**Work to do**
Write the material out again in full, word for word. Do not include the pictures.

:: Records for processing

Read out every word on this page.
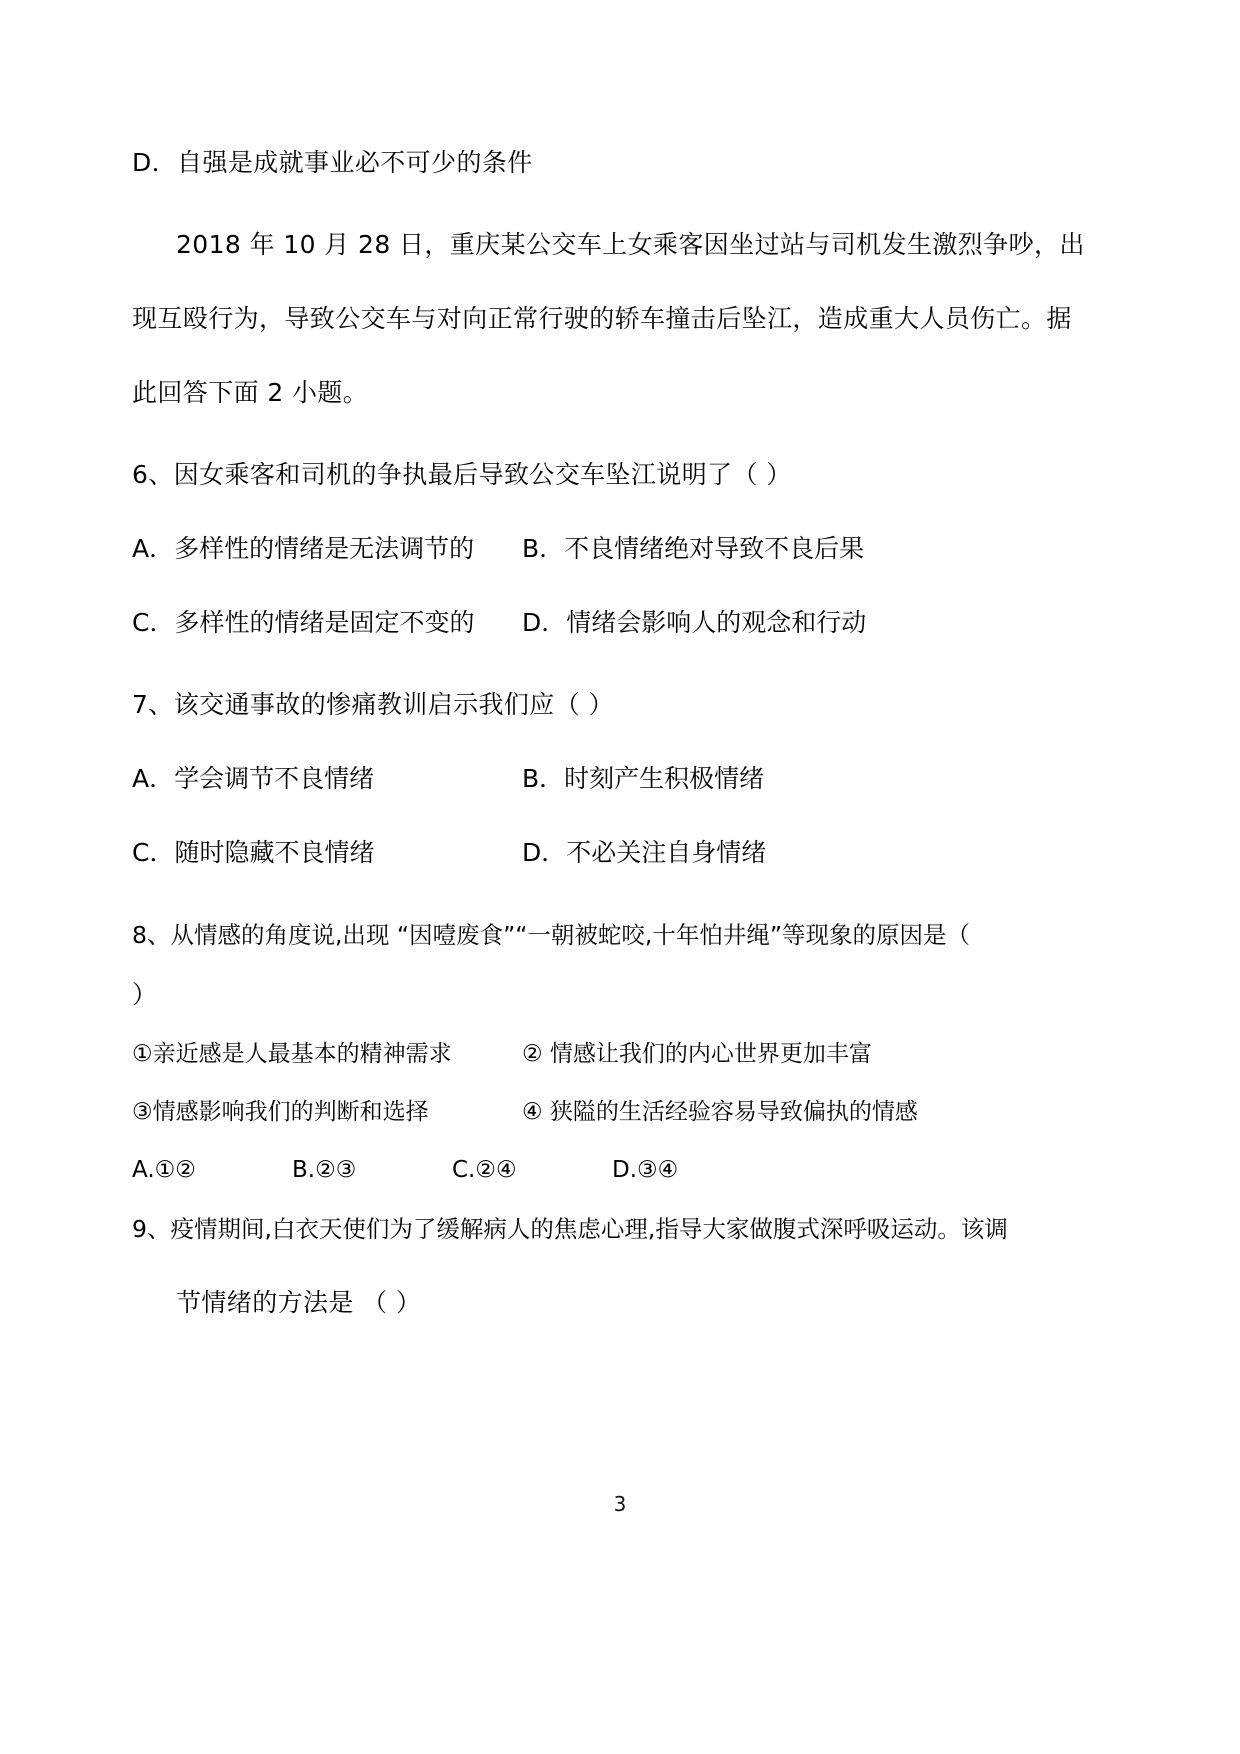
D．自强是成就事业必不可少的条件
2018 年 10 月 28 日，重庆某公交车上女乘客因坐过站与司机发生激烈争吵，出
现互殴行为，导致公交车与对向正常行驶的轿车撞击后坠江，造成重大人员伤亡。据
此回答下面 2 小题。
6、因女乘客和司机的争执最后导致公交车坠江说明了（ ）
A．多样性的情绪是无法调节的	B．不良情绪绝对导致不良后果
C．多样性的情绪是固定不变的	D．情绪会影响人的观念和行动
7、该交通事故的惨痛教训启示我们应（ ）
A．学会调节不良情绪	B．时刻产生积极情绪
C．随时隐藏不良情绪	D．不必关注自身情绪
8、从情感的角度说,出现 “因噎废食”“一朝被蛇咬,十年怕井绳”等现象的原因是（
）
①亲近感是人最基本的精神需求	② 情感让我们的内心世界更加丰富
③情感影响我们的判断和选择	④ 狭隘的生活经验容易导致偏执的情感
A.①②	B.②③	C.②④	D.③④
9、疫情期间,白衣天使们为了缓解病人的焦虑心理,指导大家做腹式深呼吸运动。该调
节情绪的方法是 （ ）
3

::::

**Answer to the problem**
Read out every word on this page.
D．自强是成就事业必不可少的条件
2018 年 10 月 28 日，重庆某公交车上女乘客因坐过站与司机发生激烈争吵，出
现互殴行为，导致公交车与对向正常行驶的轿车撞击后坠江，造成重大人员伤亡。据
此回答下面 2 小题。
6、因女乘客和司机的争执最后导致公交车坠江说明了（ ）
A．多样性的情绪是无法调节的	B．不良情绪绝对导致不良后果
C．多样性的情绪是固定不变的	D．情绪会影响人的观念和行动
7、该交通事故的惨痛教训启示我们应（ ）
A．学会调节不良情绪	B．时刻产生积极情绪
C．随时隐藏不良情绪	D．不必关注自身情绪
8、从情感的角度说,出现 “因噎废食”“一朝被蛇咬,十年怕井绳”等现象的原因是（
）
①亲近感是人最基本的精神需求	② 情感让我们的内心世界更加丰富
③情感影响我们的判断和选择	④ 狭隘的生活经验容易导致偏执的情感
A.①②	B.②③	C.②④	D.③④
9、疫情期间,白衣天使们为了缓解病人的焦虑心理,指导大家做腹式深呼吸运动。该调
节情绪的方法是 （ ）
3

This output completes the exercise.